• _Provided records_:
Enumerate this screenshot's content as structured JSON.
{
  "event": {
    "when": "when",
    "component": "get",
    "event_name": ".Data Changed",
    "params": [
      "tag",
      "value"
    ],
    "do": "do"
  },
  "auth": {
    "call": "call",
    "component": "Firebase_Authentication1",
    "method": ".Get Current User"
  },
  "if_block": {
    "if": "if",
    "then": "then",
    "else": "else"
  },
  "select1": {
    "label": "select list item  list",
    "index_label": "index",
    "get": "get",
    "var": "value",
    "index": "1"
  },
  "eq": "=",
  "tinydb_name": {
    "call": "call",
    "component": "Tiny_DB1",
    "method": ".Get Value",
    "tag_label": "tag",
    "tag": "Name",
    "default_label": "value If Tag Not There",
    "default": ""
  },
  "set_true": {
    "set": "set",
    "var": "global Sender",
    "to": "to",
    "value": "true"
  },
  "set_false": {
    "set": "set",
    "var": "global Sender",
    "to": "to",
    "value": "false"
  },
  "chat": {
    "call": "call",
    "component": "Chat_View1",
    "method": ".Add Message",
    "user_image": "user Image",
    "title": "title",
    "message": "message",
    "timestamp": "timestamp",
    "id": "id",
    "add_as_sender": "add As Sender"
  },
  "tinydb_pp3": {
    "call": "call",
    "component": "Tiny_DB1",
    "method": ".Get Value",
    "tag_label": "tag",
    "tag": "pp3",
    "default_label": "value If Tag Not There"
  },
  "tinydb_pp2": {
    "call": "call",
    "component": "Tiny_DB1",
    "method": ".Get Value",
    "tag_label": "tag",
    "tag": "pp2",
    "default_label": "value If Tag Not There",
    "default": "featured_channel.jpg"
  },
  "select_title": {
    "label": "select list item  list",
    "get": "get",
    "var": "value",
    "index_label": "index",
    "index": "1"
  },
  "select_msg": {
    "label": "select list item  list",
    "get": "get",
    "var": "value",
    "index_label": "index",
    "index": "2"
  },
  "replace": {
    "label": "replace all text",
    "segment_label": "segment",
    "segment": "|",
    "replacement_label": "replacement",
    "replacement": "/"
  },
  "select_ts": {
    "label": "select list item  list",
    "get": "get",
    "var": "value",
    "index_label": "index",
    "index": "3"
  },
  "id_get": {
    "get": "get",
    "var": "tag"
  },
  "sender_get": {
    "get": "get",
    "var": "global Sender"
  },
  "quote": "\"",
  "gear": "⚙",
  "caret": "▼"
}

• _Task directions_:
Reproduce the entire listing word for word.

• _Answer to this exercise_:
Enumerate this screenshot's content as structured JSON.
{
  "event": {
    "when": "when",
    "component": "get",
    "event_name": ".Data Changed",
    "params": [
      "tag",
      "value"
    ],
    "do": "do"
  },
  "auth": {
    "call": "call",
    "component": "Firebase_Authentication1",
    "method": ".Get Current User"
  },
  "if_block": {
    "if": "if",
    "then": "then",
    "else": "else"
  },
  "select1": {
    "label": "select list item  list",
    "index_label": "index",
    "get": "get",
    "var": "value",
    "index": "1"
  },
  "eq": "=",
  "tinydb_name": {
    "call": "call",
    "component": "Tiny_DB1",
    "method": ".Get Value",
    "tag_label": "tag",
    "tag": "Name",
    "default_label": "value If Tag Not There",
    "default": ""
  },
  "set_true": {
    "set": "set",
    "var": "global Sender",
    "to": "to",
    "value": "true"
  },
  "set_false": {
    "set": "set",
    "var": "global Sender",
    "to": "to",
    "value": "false"
  },
  "chat": {
    "call": "call",
    "component": "Chat_View1",
    "method": ".Add Message",
    "user_image": "user Image",
    "title": "title",
    "message": "message",
    "timestamp": "timestamp",
    "id": "id",
    "add_as_sender": "add As Sender"
  },
  "tinydb_pp3": {
    "call": "call",
    "component": "Tiny_DB1",
    "method": ".Get Value",
    "tag_label": "tag",
    "tag": "pp3",
    "default_label": "value If Tag Not There"
  },
  "tinydb_pp2": {
    "call": "call",
    "component": "Tiny_DB1",
    "method": ".Get Value",
    "tag_label": "tag",
    "tag": "pp2",
    "default_label": "value If Tag Not There",
    "default": "featured_channel.jpg"
  },
  "select_title": {
    "label": "select list item  list",
    "get": "get",
    "var": "value",
    "index_label": "index",
    "index": "1"
  },
  "select_msg": {
    "label": "select list item  list",
    "get": "get",
    "var": "value",
    "index_label": "index",
    "index": "2"
  },
  "replace": {
    "label": "replace all text",
    "segment_label": "segment",
    "segment": "|",
    "replacement_label": "replacement",
    "replacement": "/"
  },
  "select_ts": {
    "label": "select list item  list",
    "get": "get",
    "var": "value",
    "index_label": "index",
    "index": "3"
  },
  "id_get": {
    "get": "get",
    "var": "tag"
  },
  "sender_get": {
    "get": "get",
    "var": "global Sender"
  },
  "quote": "\"",
  "gear": "⚙",
  "caret": "▼"
}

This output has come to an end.